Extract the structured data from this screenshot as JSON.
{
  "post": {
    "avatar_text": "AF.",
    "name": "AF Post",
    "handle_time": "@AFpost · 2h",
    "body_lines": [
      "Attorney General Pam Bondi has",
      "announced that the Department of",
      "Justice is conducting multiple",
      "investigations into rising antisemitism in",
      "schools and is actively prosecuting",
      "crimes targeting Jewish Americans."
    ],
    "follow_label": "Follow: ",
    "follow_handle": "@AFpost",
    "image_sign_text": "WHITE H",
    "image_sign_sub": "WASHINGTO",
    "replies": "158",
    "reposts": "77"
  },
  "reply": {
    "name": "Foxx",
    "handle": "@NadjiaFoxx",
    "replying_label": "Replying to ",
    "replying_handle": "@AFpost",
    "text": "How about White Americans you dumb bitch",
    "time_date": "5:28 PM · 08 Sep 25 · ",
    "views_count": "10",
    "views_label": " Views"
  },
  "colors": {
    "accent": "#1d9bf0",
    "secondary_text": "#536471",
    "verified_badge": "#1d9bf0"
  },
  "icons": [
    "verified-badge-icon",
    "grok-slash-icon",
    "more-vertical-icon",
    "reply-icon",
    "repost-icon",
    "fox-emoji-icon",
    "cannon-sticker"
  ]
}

+ + + + + + +

Copy every line of the records word for word.

Extract the structured data from this screenshot as JSON.
{
  "post": {
    "avatar_text": "AF.",
    "name": "AF Post",
    "handle_time": "@AFpost · 2h",
    "body_lines": [
      "Attorney General Pam Bondi has",
      "announced that the Department of",
      "Justice is conducting multiple",
      "investigations into rising antisemitism in",
      "schools and is actively prosecuting",
      "crimes targeting Jewish Americans."
    ],
    "follow_label": "Follow: ",
    "follow_handle": "@AFpost",
    "image_sign_text": "WHITE H",
    "image_sign_sub": "WASHINGTO",
    "replies": "158",
    "reposts": "77"
  },
  "reply": {
    "name": "Foxx",
    "handle": "@NadjiaFoxx",
    "replying_label": "Replying to ",
    "replying_handle": "@AFpost",
    "text": "How about White Americans you dumb bitch",
    "time_date": "5:28 PM · 08 Sep 25 · ",
    "views_count": "10",
    "views_label": " Views"
  },
  "colors": {
    "accent": "#1d9bf0",
    "secondary_text": "#536471",
    "verified_badge": "#1d9bf0"
  },
  "icons": [
    "verified-badge-icon",
    "grok-slash-icon",
    "more-vertical-icon",
    "reply-icon",
    "repost-icon",
    "fox-emoji-icon",
    "cannon-sticker"
  ]
}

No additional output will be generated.